[#zwojtkowejbiblioteczki] Boguś Janiszewski, Agnieszka Jankowiak-Maik, Skąd się wzięła Polska? [Agora dla dzieci]
Ojczyznę kochać trzeba i szanować - jak śpiewał T.Love. Ale czy można mówić o niej bez zadęcia? Bez tej nasyconej patosem otoczki patriotycznej dumy, która ma prostować zgarbione plecy i prężyć pierś, ale nie pozwala zastanowić się, ile o historii, zwłaszcza tej najdawniejszej, tak naprawdę wiemy? Przy okazji świąt narodowych słuchamy o odwadze naszych przodków, którzy przelewali krew za naszą ojczyznę i niejednokrotnie za wolność oddawali życie. Ale czy zastanawiamy się nad tym, skąd ta cała Polska się właściwie wzięła? Bo przecież nie spadła nam z nieba. Umielibyście wyjaśnić tę kwestię dzieciom? Już nie musicie, bo robią to za was za pomocą książki Skąd się wzięła Polska? Boguś Janiszewski, Agnieszka Jankowiak-Maik i Max Skorwider.

● **Otrzymane pozycje**
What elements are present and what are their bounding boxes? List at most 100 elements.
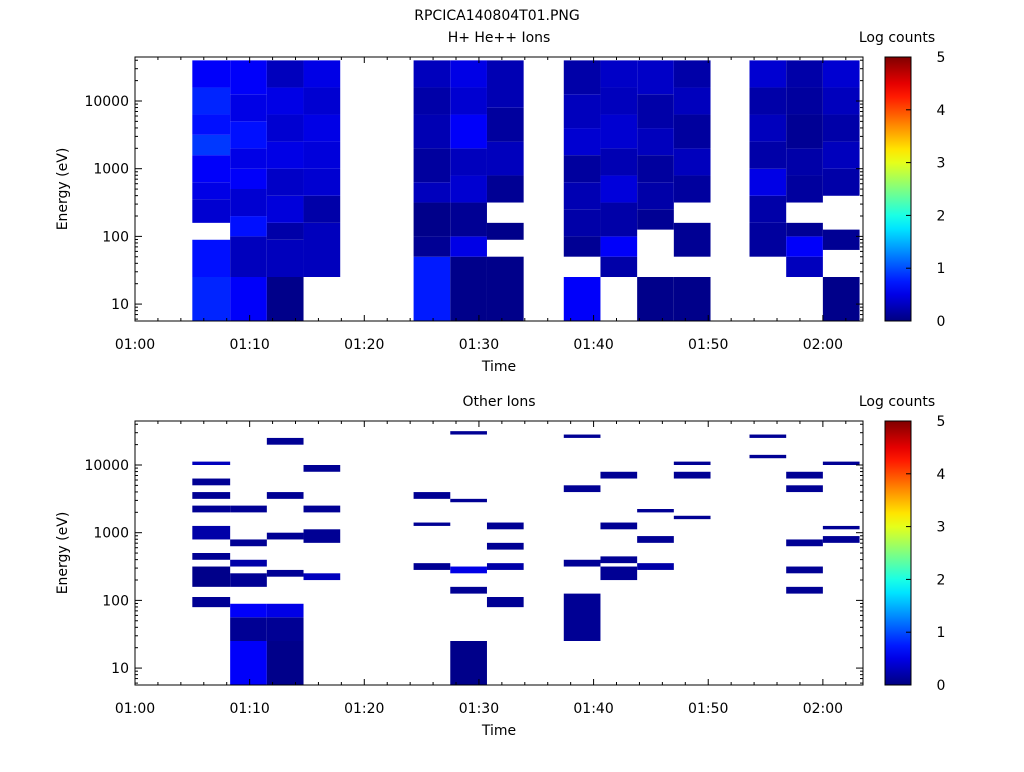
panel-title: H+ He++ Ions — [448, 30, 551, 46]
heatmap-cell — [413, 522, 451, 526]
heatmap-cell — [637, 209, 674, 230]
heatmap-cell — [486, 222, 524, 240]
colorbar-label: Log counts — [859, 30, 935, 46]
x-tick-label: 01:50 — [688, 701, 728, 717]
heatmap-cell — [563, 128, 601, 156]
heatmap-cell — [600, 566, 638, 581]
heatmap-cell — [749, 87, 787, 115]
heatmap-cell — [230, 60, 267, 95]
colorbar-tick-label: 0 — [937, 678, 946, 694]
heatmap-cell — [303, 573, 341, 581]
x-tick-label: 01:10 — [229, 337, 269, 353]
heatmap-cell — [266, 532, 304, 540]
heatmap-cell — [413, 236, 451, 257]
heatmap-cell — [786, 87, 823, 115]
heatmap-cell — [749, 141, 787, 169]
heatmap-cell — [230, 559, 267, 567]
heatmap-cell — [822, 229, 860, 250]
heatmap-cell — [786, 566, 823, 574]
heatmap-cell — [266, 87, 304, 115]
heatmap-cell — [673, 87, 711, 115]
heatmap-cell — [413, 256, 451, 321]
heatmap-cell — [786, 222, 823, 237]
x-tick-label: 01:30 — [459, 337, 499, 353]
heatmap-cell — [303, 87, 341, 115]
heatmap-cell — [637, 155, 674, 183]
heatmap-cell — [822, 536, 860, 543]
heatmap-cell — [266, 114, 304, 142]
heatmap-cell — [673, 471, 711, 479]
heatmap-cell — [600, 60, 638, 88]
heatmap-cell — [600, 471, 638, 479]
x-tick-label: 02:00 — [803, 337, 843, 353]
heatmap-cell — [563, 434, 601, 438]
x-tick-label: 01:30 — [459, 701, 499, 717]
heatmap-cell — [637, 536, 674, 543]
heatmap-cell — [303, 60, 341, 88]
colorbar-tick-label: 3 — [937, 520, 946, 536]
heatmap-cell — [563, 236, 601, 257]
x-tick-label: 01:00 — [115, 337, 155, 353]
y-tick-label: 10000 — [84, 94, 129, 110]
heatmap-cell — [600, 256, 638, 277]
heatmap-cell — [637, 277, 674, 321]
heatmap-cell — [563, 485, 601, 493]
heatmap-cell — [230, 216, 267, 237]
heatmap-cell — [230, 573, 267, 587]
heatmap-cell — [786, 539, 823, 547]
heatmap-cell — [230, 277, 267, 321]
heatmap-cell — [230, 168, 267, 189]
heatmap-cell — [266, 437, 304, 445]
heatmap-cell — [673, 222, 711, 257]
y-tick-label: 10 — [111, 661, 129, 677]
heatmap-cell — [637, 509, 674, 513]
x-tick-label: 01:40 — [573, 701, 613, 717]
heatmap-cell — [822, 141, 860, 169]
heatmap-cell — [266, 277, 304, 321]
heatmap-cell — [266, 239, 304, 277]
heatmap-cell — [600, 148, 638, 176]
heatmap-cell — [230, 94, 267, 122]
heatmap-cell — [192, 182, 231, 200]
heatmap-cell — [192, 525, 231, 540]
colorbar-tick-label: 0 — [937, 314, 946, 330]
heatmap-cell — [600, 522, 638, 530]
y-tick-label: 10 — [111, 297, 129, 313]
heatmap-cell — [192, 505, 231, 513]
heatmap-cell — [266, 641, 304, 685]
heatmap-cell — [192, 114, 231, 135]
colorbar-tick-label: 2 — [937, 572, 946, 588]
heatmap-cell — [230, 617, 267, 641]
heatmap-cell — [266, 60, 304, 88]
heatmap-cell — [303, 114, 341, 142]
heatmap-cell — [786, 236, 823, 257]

● **Lista zadań**
1 – Odpowiedz krótko na pytania do tekstu źródłowego o książce „Skąd się wzięła Polska?”:
(a) Kto śpiewał, że ojczyznę kochać trzeba i szanować?
(b) O czym słuchamy przy okazji świąt narodowych?
(c) Kto według ostatniego zdania tłumaczy dzieciom, skąd się wzięła Polska?
2 – Poprowadź dalej tekst źródłowy o książce „Skąd się wzięła Polska?”, zaczynając od miejsca, w którym się kończy.
Pozycje pochodzą z innego źródła.

● **Odpowiedzi**
1 –
(a) T.Love.
(b) O odwadze naszych przodków, którzy przelewali krew za ojczyznę i niejednokrotnie oddawali życie za wolność.
(c) Boguś Janiszewski, Agnieszka Jankowiak-Maik i Max Skorwider.

2 –
Na początek muszę powiedzieć, że takich dwóch, jak tych trzech, to nie ma ani jednego. A przynajmniej nie przychodzi mi do głowy nikt, kto w lepszym stylu poszukiwałby odpowiedzi na pytanie o początki istnienia Polski. Bogusia i Maxa wielbię, odkąd w moje ręce trafiła arcywspaniała książka Mury (a potem kolejne w tym cyklu i w osobnych), a Agnieszka, która szaleje w social mediach jako Babka od histy, już nie raz udowodniła, że świetnie sprawdza się w roli edukatorki. Ten wcale nie egzotyczny tercet zabiera teraz nas i nasze dzieciaki (albo dzieciaki i nas, bo my tu bardziej pasażerem na gapę jesteśmy) w odległe czasy, żeby przyjrzeć się temu, jak powstała Polska.
Jeśli mieliście kiedyś w rękach jakąkolwiek książkę duetu Janiszewski & Skorwider, wiecie, że ich styl jest nie do podrobienia. I że świetnie radzą sobie z łączeniem dużej dawki wiedzy z równie sporą dawką humoru. Jeśli więc dołączymy do tych dwojga osobowość medialną o ogromnej wiedzy, to mamy gwarancję świetnej lektury dla małych i dużych. Choć słowo "merytorycznie" rymuje się z "pompatycznie", to przy całej merytorycznej jakości książki nie ma tu ani krzty patosu. Cała ta naprawdę ważna dla nas historia opowiedziana jest ze swadą, młodzieżowym językiem - i to takim niewymuszonym. Nie czuć w nim sztuczności, za to świetnie oddaje fascynację, jaką budzi tematyka. A ona się udziela.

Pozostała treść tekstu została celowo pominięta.